DOCUMENT ->
((

Suggestion: cmake system for downloading datasets #324

anderkve · 2022-02-09T01:55:06Z

As discussed in the NeutrinoBit meeting today, we sometimes need to use fairly large datasets. (The current example is that Super-K provides their 4D tabulated chi^2 function in two text files with a total size of 150 MB). And this issue will just become more frequent going forward -- e.g. we probably don't want to include every ATLAS FullLikelihood .json file in our repo directly as each of these files are a few MB.

So I think it would be good to have a cmake system for downloading these types of datasets.

In the NeutrinoBit meeting we briefly discussed how we could probably just use a "fake" backend (e.g. in the Super-K case just a BE convenience function that performs interpolation) to effectively get a downloadable dataset in the current cmake system. But I think it will be easier and less confusing to have a separate part of our cmake system properly dedicated to downloading datasets that in reality aren't connected with any backend. Typically, these are the datasets that we would put in SomeBit/data/.

))

SHORT PROBLEM 1 -> Update the part of the post that opens with the words containing "anderkve · 2022-02-09T01:55:06Z" and closes with "types of datasets.", replacing "NeutrinoBit meeting" with "weekly meeting".
SHORT PROBLEM 2 -> Say whether each statement agrees with the post, answering yes or no and quoting the deciding words: (a) Super-K supplies its chi^2 function in two text files totaling 150 MB. (b) The author prefers using a "fake" backend to make datasets downloadable. (c) Each ATLAS FullLikelihood .json file is a few MB in size.
SHORT PROBLEM 3 -> Summarize the post in two sentences.
The listing that comes after the post has no connection to it.

(Spatial annotation listing)
((

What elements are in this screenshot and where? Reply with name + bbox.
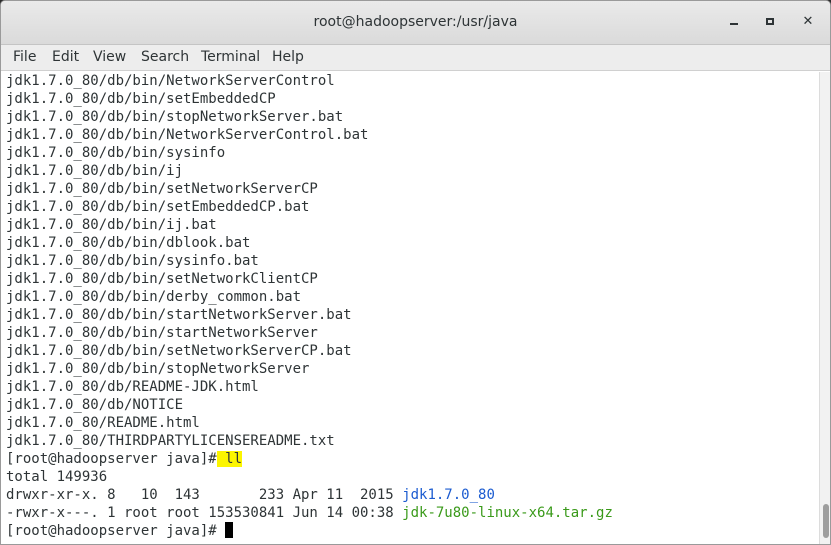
output-line: jdk1.7.0_80/db/bin/NetworkServerControl.… <box>6 127 369 143</box>
listing-row: drwxr-xr-x. 8 10 143 233 Apr 11 2015 jdk… <box>6 486 495 504</box>
output-line: jdk1.7.0_80/db/NOTICE <box>6 397 184 413</box>
output-line: jdk1.7.0_80/db/bin/setNetworkServerCP <box>6 181 318 197</box>
output-line: jdk1.7.0_80/db/bin/stopNetworkServer <box>6 361 310 377</box>
output-line: jdk1.7.0_80/db/bin/setNetworkServerCP.ba… <box>6 343 352 359</box>
close-button[interactable]: ✕ <box>799 13 817 31</box>
menu-terminal[interactable]: Terminal <box>201 49 260 65</box>
output-line: jdk1.7.0_80/THIRDPARTYLICENSEREADME.txt <box>6 433 335 449</box>
listing-row: -rwxr-x---. 1 root root 153530841 Jun 14… <box>6 504 613 522</box>
output-line: jdk1.7.0_80/db/bin/sysinfo <box>6 145 226 161</box>
output-line: jdk1.7.0_80/db/bin/startNetworkServer.ba… <box>6 307 352 323</box>
output-line: jdk1.7.0_80/db/bin/setNetworkClientCP <box>6 271 318 287</box>
menu-view[interactable]: View <box>93 49 126 65</box>
final-prompt: [root@hadoopserver java]# <box>6 523 226 539</box>
output-line: jdk1.7.0_80/db/bin/setEmbeddedCP <box>6 91 276 107</box>
output-line: jdk1.7.0_80/README.html <box>6 415 200 431</box>
total-line: total 149936 <box>6 469 108 485</box>
output-line: jdk1.7.0_80/db/README-JDK.html <box>6 379 259 395</box>
command-text: ll <box>216 451 243 467</box>
menu-bar: File Edit View Search Terminal Help <box>1 45 830 71</box>
final-prompt-line: [root@hadoopserver java]# <box>6 522 234 540</box>
output-line: jdk1.7.0_80/db/bin/ij.bat <box>6 217 217 233</box>
prompt-line: [root@hadoopserver java]# ll <box>6 450 243 468</box>
output-line: jdk1.7.0_80/db/bin/sysinfo.bat <box>6 253 259 269</box>
scrollbar-thumb[interactable] <box>823 504 829 538</box>
menu-file[interactable]: File <box>13 49 36 65</box>
menu-edit[interactable]: Edit <box>52 49 79 65</box>
terminal-window: root@hadoopserver:/usr/java ✕ File Edit … <box>0 0 831 545</box>
close-icon: ✕ <box>802 14 814 29</box>
vertical-scrollbar[interactable] <box>819 72 830 544</box>
output-line: jdk1.7.0_80/db/bin/stopNetworkServer.bat <box>6 109 344 125</box>
terminal-output[interactable]: jdk1.7.0_80/db/bin/NetworkServerControlj… <box>1 72 819 544</box>
title-bar[interactable]: root@hadoopserver:/usr/java ✕ <box>1 1 830 45</box>
minimize-button[interactable] <box>725 13 743 31</box>
listing-name-dir: jdk1.7.0_80 <box>402 487 495 503</box>
text-cursor <box>225 522 234 538</box>
maximize-icon <box>766 18 774 25</box>
listing-perms: drwxr-xr-x. 8 10 143 233 Apr 11 2015 <box>6 487 403 503</box>
listing-name-archive: jdk-7u80-linux-x64.tar.gz <box>402 505 613 521</box>
output-line: jdk1.7.0_80/db/bin/setEmbeddedCP.bat <box>6 199 310 215</box>
output-line: jdk1.7.0_80/db/bin/NetworkServerControl <box>6 73 335 89</box>
output-line: jdk1.7.0_80/db/bin/derby_common.bat <box>6 289 302 305</box>
listing-perms: -rwxr-x---. 1 root root 153530841 Jun 14… <box>6 505 403 521</box>
output-line: jdk1.7.0_80/db/bin/dblook.bat <box>6 235 251 251</box>
menu-help[interactable]: Help <box>272 49 304 65</box>
prompt: [root@hadoopserver java]# <box>6 451 217 467</box>
output-line: jdk1.7.0_80/db/bin/startNetworkServer <box>6 325 318 341</box>
maximize-button[interactable] <box>761 13 779 31</box>
minimize-icon <box>730 23 738 25</box>
output-line: jdk1.7.0_80/db/bin/ij <box>6 163 184 179</box>
window-title: root@hadoopserver:/usr/java <box>313 14 518 30</box>
menu-search[interactable]: Search <box>141 49 189 65</box>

))

FULL RESPONSE 1 ->
anderkve · 2022-02-09T01:55:06Z

As discussed in the weekly meeting today, we sometimes need to use fairly large datasets. (The current example is that Super-K provides their 4D tabulated chi^2 function in two text files with a total size of 150 MB). And this issue will just become more frequent going forward -- e.g. we probably don't want to include every ATLAS FullLikelihood .json file in our repo directly as each of these files are a few MB.

So I think it would be good to have a cmake system for downloading these types of datasets.

FULL RESPONSE 2 ->
(a) Yes: "Super-K provides their 4D tabulated chi^2 function in two text files with a total size of 150 MB"
(b) No: "But I think it will be easier and less confusing to have a separate part of our cmake system properly dedicated to downloading datasets that in reality aren't connected with any backend."
(c) Yes: "each of these files are a few MB"

FULL RESPONSE 3 -> Because fairly large datasets, such as Super-K's 150 MB chi^2 tables and ATLAS FullLikelihood .json files, are increasingly needed, the post suggests a cmake system for downloading them. Rather than using a "fake" backend, it proposes a separate part of the cmake system dedicated to downloading datasets not connected with any backend, typically those kept in SomeBit/data/.